◆ STATED PROBLEM
Without the pictures, can you quote each line below exactly?
□ □ □
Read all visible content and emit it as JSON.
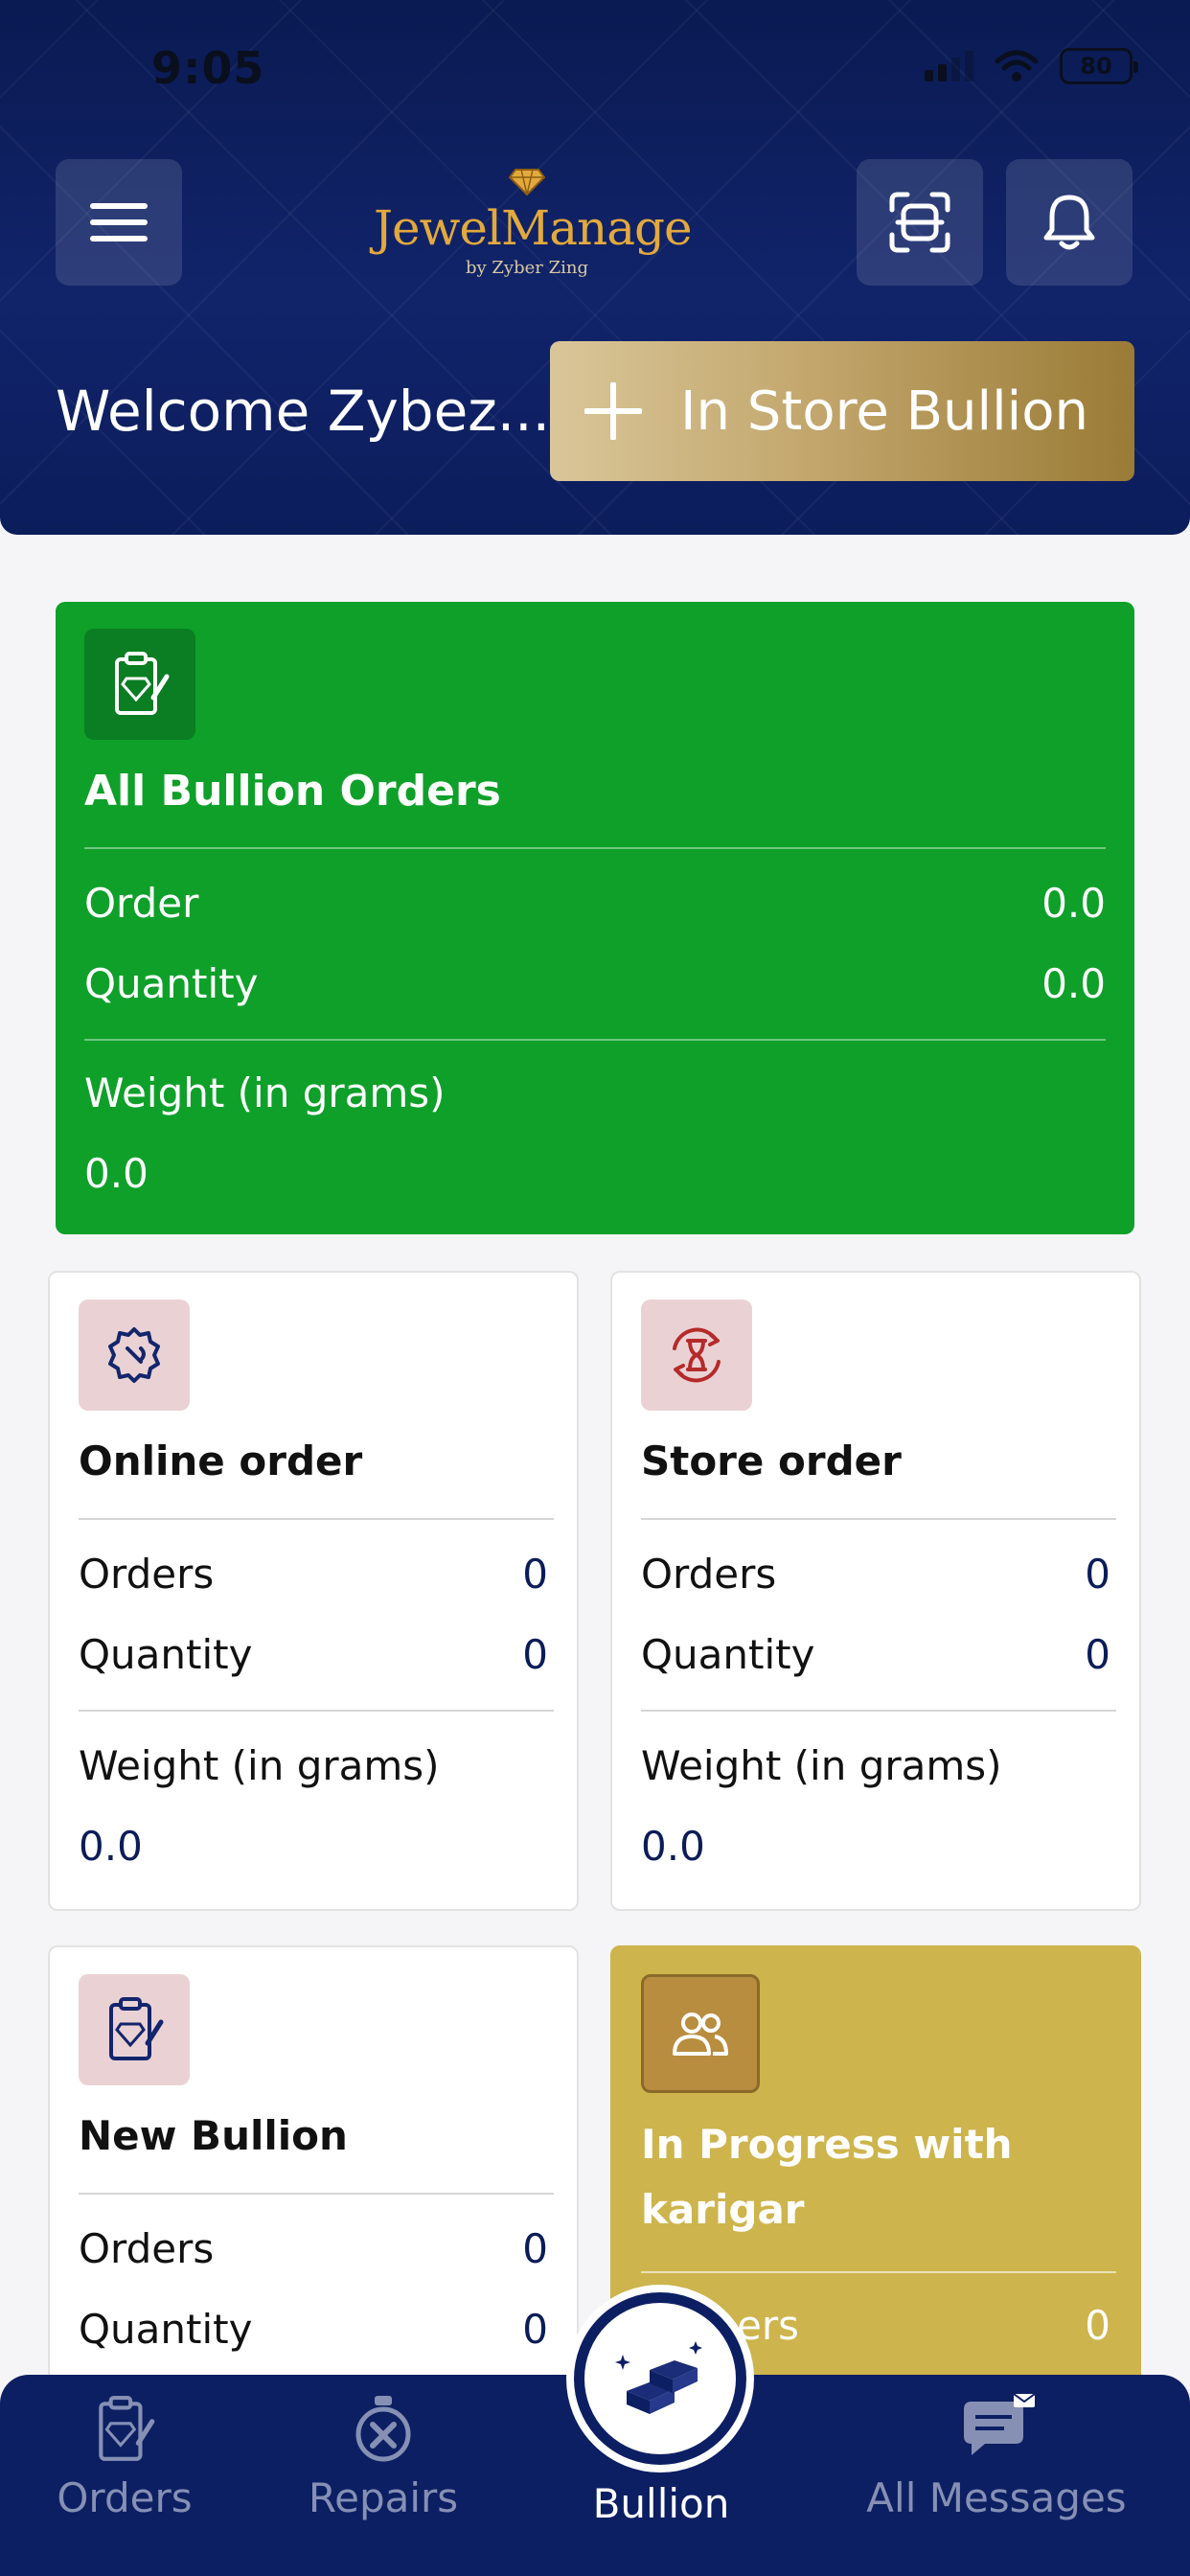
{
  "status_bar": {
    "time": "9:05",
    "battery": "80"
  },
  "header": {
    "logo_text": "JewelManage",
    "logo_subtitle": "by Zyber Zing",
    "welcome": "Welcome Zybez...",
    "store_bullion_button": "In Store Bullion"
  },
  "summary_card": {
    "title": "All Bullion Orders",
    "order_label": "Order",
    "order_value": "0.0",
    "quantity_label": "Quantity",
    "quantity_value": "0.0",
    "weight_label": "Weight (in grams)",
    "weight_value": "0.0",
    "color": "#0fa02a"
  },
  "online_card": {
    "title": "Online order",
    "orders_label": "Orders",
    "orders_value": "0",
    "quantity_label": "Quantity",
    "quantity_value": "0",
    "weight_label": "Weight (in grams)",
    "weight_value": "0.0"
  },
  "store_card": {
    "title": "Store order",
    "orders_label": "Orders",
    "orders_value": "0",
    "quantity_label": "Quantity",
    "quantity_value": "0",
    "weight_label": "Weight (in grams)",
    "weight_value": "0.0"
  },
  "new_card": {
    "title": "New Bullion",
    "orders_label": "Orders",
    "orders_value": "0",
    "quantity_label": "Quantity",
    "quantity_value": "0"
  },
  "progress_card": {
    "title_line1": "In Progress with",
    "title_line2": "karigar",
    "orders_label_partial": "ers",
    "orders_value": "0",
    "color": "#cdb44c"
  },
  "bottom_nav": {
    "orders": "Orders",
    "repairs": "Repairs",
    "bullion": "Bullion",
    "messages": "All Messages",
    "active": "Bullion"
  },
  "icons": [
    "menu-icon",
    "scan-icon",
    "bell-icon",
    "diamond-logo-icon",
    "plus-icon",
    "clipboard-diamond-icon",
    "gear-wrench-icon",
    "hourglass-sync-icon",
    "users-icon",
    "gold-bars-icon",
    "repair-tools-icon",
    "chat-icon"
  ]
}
□ □ □
◆ ANSWER
Read all visible content and emit it as JSON.
{
  "status_bar": {
    "time": "9:05",
    "battery": "80"
  },
  "header": {
    "logo_text": "JewelManage",
    "logo_subtitle": "by Zyber Zing",
    "welcome": "Welcome Zybez...",
    "store_bullion_button": "In Store Bullion"
  },
  "summary_card": {
    "title": "All Bullion Orders",
    "order_label": "Order",
    "order_value": "0.0",
    "quantity_label": "Quantity",
    "quantity_value": "0.0",
    "weight_label": "Weight (in grams)",
    "weight_value": "0.0",
    "color": "#0fa02a"
  },
  "online_card": {
    "title": "Online order",
    "orders_label": "Orders",
    "orders_value": "0",
    "quantity_label": "Quantity",
    "quantity_value": "0",
    "weight_label": "Weight (in grams)",
    "weight_value": "0.0"
  },
  "store_card": {
    "title": "Store order",
    "orders_label": "Orders",
    "orders_value": "0",
    "quantity_label": "Quantity",
    "quantity_value": "0",
    "weight_label": "Weight (in grams)",
    "weight_value": "0.0"
  },
  "new_card": {
    "title": "New Bullion",
    "orders_label": "Orders",
    "orders_value": "0",
    "quantity_label": "Quantity",
    "quantity_value": "0"
  },
  "progress_card": {
    "title_line1": "In Progress with",
    "title_line2": "karigar",
    "orders_label_partial": "ers",
    "orders_value": "0",
    "color": "#cdb44c"
  },
  "bottom_nav": {
    "orders": "Orders",
    "repairs": "Repairs",
    "bullion": "Bullion",
    "messages": "All Messages",
    "active": "Bullion"
  },
  "icons": [
    "menu-icon",
    "scan-icon",
    "bell-icon",
    "diamond-logo-icon",
    "plus-icon",
    "clipboard-diamond-icon",
    "gear-wrench-icon",
    "hourglass-sync-icon",
    "users-icon",
    "gold-bars-icon",
    "repair-tools-icon",
    "chat-icon"
  ]
}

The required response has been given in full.